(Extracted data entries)

********

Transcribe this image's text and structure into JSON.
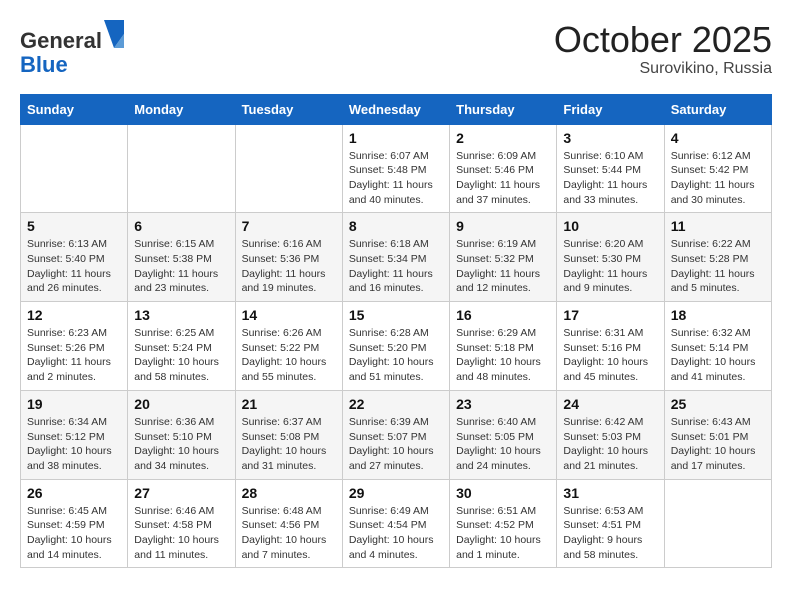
{
  "header": {
    "logo_general": "General",
    "logo_blue": "Blue",
    "month": "October 2025",
    "location": "Surovikino, Russia"
  },
  "weekdays": [
    "Sunday",
    "Monday",
    "Tuesday",
    "Wednesday",
    "Thursday",
    "Friday",
    "Saturday"
  ],
  "weeks": [
    [
      {
        "day": "",
        "content": ""
      },
      {
        "day": "",
        "content": ""
      },
      {
        "day": "",
        "content": ""
      },
      {
        "day": "1",
        "content": "Sunrise: 6:07 AM\nSunset: 5:48 PM\nDaylight: 11 hours\nand 40 minutes."
      },
      {
        "day": "2",
        "content": "Sunrise: 6:09 AM\nSunset: 5:46 PM\nDaylight: 11 hours\nand 37 minutes."
      },
      {
        "day": "3",
        "content": "Sunrise: 6:10 AM\nSunset: 5:44 PM\nDaylight: 11 hours\nand 33 minutes."
      },
      {
        "day": "4",
        "content": "Sunrise: 6:12 AM\nSunset: 5:42 PM\nDaylight: 11 hours\nand 30 minutes."
      }
    ],
    [
      {
        "day": "5",
        "content": "Sunrise: 6:13 AM\nSunset: 5:40 PM\nDaylight: 11 hours\nand 26 minutes."
      },
      {
        "day": "6",
        "content": "Sunrise: 6:15 AM\nSunset: 5:38 PM\nDaylight: 11 hours\nand 23 minutes."
      },
      {
        "day": "7",
        "content": "Sunrise: 6:16 AM\nSunset: 5:36 PM\nDaylight: 11 hours\nand 19 minutes."
      },
      {
        "day": "8",
        "content": "Sunrise: 6:18 AM\nSunset: 5:34 PM\nDaylight: 11 hours\nand 16 minutes."
      },
      {
        "day": "9",
        "content": "Sunrise: 6:19 AM\nSunset: 5:32 PM\nDaylight: 11 hours\nand 12 minutes."
      },
      {
        "day": "10",
        "content": "Sunrise: 6:20 AM\nSunset: 5:30 PM\nDaylight: 11 hours\nand 9 minutes."
      },
      {
        "day": "11",
        "content": "Sunrise: 6:22 AM\nSunset: 5:28 PM\nDaylight: 11 hours\nand 5 minutes."
      }
    ],
    [
      {
        "day": "12",
        "content": "Sunrise: 6:23 AM\nSunset: 5:26 PM\nDaylight: 11 hours\nand 2 minutes."
      },
      {
        "day": "13",
        "content": "Sunrise: 6:25 AM\nSunset: 5:24 PM\nDaylight: 10 hours\nand 58 minutes."
      },
      {
        "day": "14",
        "content": "Sunrise: 6:26 AM\nSunset: 5:22 PM\nDaylight: 10 hours\nand 55 minutes."
      },
      {
        "day": "15",
        "content": "Sunrise: 6:28 AM\nSunset: 5:20 PM\nDaylight: 10 hours\nand 51 minutes."
      },
      {
        "day": "16",
        "content": "Sunrise: 6:29 AM\nSunset: 5:18 PM\nDaylight: 10 hours\nand 48 minutes."
      },
      {
        "day": "17",
        "content": "Sunrise: 6:31 AM\nSunset: 5:16 PM\nDaylight: 10 hours\nand 45 minutes."
      },
      {
        "day": "18",
        "content": "Sunrise: 6:32 AM\nSunset: 5:14 PM\nDaylight: 10 hours\nand 41 minutes."
      }
    ],
    [
      {
        "day": "19",
        "content": "Sunrise: 6:34 AM\nSunset: 5:12 PM\nDaylight: 10 hours\nand 38 minutes."
      },
      {
        "day": "20",
        "content": "Sunrise: 6:36 AM\nSunset: 5:10 PM\nDaylight: 10 hours\nand 34 minutes."
      },
      {
        "day": "21",
        "content": "Sunrise: 6:37 AM\nSunset: 5:08 PM\nDaylight: 10 hours\nand 31 minutes."
      },
      {
        "day": "22",
        "content": "Sunrise: 6:39 AM\nSunset: 5:07 PM\nDaylight: 10 hours\nand 27 minutes."
      },
      {
        "day": "23",
        "content": "Sunrise: 6:40 AM\nSunset: 5:05 PM\nDaylight: 10 hours\nand 24 minutes."
      },
      {
        "day": "24",
        "content": "Sunrise: 6:42 AM\nSunset: 5:03 PM\nDaylight: 10 hours\nand 21 minutes."
      },
      {
        "day": "25",
        "content": "Sunrise: 6:43 AM\nSunset: 5:01 PM\nDaylight: 10 hours\nand 17 minutes."
      }
    ],
    [
      {
        "day": "26",
        "content": "Sunrise: 6:45 AM\nSunset: 4:59 PM\nDaylight: 10 hours\nand 14 minutes."
      },
      {
        "day": "27",
        "content": "Sunrise: 6:46 AM\nSunset: 4:58 PM\nDaylight: 10 hours\nand 11 minutes."
      },
      {
        "day": "28",
        "content": "Sunrise: 6:48 AM\nSunset: 4:56 PM\nDaylight: 10 hours\nand 7 minutes."
      },
      {
        "day": "29",
        "content": "Sunrise: 6:49 AM\nSunset: 4:54 PM\nDaylight: 10 hours\nand 4 minutes."
      },
      {
        "day": "30",
        "content": "Sunrise: 6:51 AM\nSunset: 4:52 PM\nDaylight: 10 hours\nand 1 minute."
      },
      {
        "day": "31",
        "content": "Sunrise: 6:53 AM\nSunset: 4:51 PM\nDaylight: 9 hours\nand 58 minutes."
      },
      {
        "day": "",
        "content": ""
      }
    ]
  ]
}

********

» INSTRUCTION
Return all of the data exactly as written, and drop the pictures.

» SOLUTION TO THE PROBLEM
Transcribe this image's text and structure into JSON.
{
  "header": {
    "logo_general": "General",
    "logo_blue": "Blue",
    "month": "October 2025",
    "location": "Surovikino, Russia"
  },
  "weekdays": [
    "Sunday",
    "Monday",
    "Tuesday",
    "Wednesday",
    "Thursday",
    "Friday",
    "Saturday"
  ],
  "weeks": [
    [
      {
        "day": "",
        "content": ""
      },
      {
        "day": "",
        "content": ""
      },
      {
        "day": "",
        "content": ""
      },
      {
        "day": "1",
        "content": "Sunrise: 6:07 AM\nSunset: 5:48 PM\nDaylight: 11 hours\nand 40 minutes."
      },
      {
        "day": "2",
        "content": "Sunrise: 6:09 AM\nSunset: 5:46 PM\nDaylight: 11 hours\nand 37 minutes."
      },
      {
        "day": "3",
        "content": "Sunrise: 6:10 AM\nSunset: 5:44 PM\nDaylight: 11 hours\nand 33 minutes."
      },
      {
        "day": "4",
        "content": "Sunrise: 6:12 AM\nSunset: 5:42 PM\nDaylight: 11 hours\nand 30 minutes."
      }
    ],
    [
      {
        "day": "5",
        "content": "Sunrise: 6:13 AM\nSunset: 5:40 PM\nDaylight: 11 hours\nand 26 minutes."
      },
      {
        "day": "6",
        "content": "Sunrise: 6:15 AM\nSunset: 5:38 PM\nDaylight: 11 hours\nand 23 minutes."
      },
      {
        "day": "7",
        "content": "Sunrise: 6:16 AM\nSunset: 5:36 PM\nDaylight: 11 hours\nand 19 minutes."
      },
      {
        "day": "8",
        "content": "Sunrise: 6:18 AM\nSunset: 5:34 PM\nDaylight: 11 hours\nand 16 minutes."
      },
      {
        "day": "9",
        "content": "Sunrise: 6:19 AM\nSunset: 5:32 PM\nDaylight: 11 hours\nand 12 minutes."
      },
      {
        "day": "10",
        "content": "Sunrise: 6:20 AM\nSunset: 5:30 PM\nDaylight: 11 hours\nand 9 minutes."
      },
      {
        "day": "11",
        "content": "Sunrise: 6:22 AM\nSunset: 5:28 PM\nDaylight: 11 hours\nand 5 minutes."
      }
    ],
    [
      {
        "day": "12",
        "content": "Sunrise: 6:23 AM\nSunset: 5:26 PM\nDaylight: 11 hours\nand 2 minutes."
      },
      {
        "day": "13",
        "content": "Sunrise: 6:25 AM\nSunset: 5:24 PM\nDaylight: 10 hours\nand 58 minutes."
      },
      {
        "day": "14",
        "content": "Sunrise: 6:26 AM\nSunset: 5:22 PM\nDaylight: 10 hours\nand 55 minutes."
      },
      {
        "day": "15",
        "content": "Sunrise: 6:28 AM\nSunset: 5:20 PM\nDaylight: 10 hours\nand 51 minutes."
      },
      {
        "day": "16",
        "content": "Sunrise: 6:29 AM\nSunset: 5:18 PM\nDaylight: 10 hours\nand 48 minutes."
      },
      {
        "day": "17",
        "content": "Sunrise: 6:31 AM\nSunset: 5:16 PM\nDaylight: 10 hours\nand 45 minutes."
      },
      {
        "day": "18",
        "content": "Sunrise: 6:32 AM\nSunset: 5:14 PM\nDaylight: 10 hours\nand 41 minutes."
      }
    ],
    [
      {
        "day": "19",
        "content": "Sunrise: 6:34 AM\nSunset: 5:12 PM\nDaylight: 10 hours\nand 38 minutes."
      },
      {
        "day": "20",
        "content": "Sunrise: 6:36 AM\nSunset: 5:10 PM\nDaylight: 10 hours\nand 34 minutes."
      },
      {
        "day": "21",
        "content": "Sunrise: 6:37 AM\nSunset: 5:08 PM\nDaylight: 10 hours\nand 31 minutes."
      },
      {
        "day": "22",
        "content": "Sunrise: 6:39 AM\nSunset: 5:07 PM\nDaylight: 10 hours\nand 27 minutes."
      },
      {
        "day": "23",
        "content": "Sunrise: 6:40 AM\nSunset: 5:05 PM\nDaylight: 10 hours\nand 24 minutes."
      },
      {
        "day": "24",
        "content": "Sunrise: 6:42 AM\nSunset: 5:03 PM\nDaylight: 10 hours\nand 21 minutes."
      },
      {
        "day": "25",
        "content": "Sunrise: 6:43 AM\nSunset: 5:01 PM\nDaylight: 10 hours\nand 17 minutes."
      }
    ],
    [
      {
        "day": "26",
        "content": "Sunrise: 6:45 AM\nSunset: 4:59 PM\nDaylight: 10 hours\nand 14 minutes."
      },
      {
        "day": "27",
        "content": "Sunrise: 6:46 AM\nSunset: 4:58 PM\nDaylight: 10 hours\nand 11 minutes."
      },
      {
        "day": "28",
        "content": "Sunrise: 6:48 AM\nSunset: 4:56 PM\nDaylight: 10 hours\nand 7 minutes."
      },
      {
        "day": "29",
        "content": "Sunrise: 6:49 AM\nSunset: 4:54 PM\nDaylight: 10 hours\nand 4 minutes."
      },
      {
        "day": "30",
        "content": "Sunrise: 6:51 AM\nSunset: 4:52 PM\nDaylight: 10 hours\nand 1 minute."
      },
      {
        "day": "31",
        "content": "Sunrise: 6:53 AM\nSunset: 4:51 PM\nDaylight: 9 hours\nand 58 minutes."
      },
      {
        "day": "",
        "content": ""
      }
    ]
  ]
}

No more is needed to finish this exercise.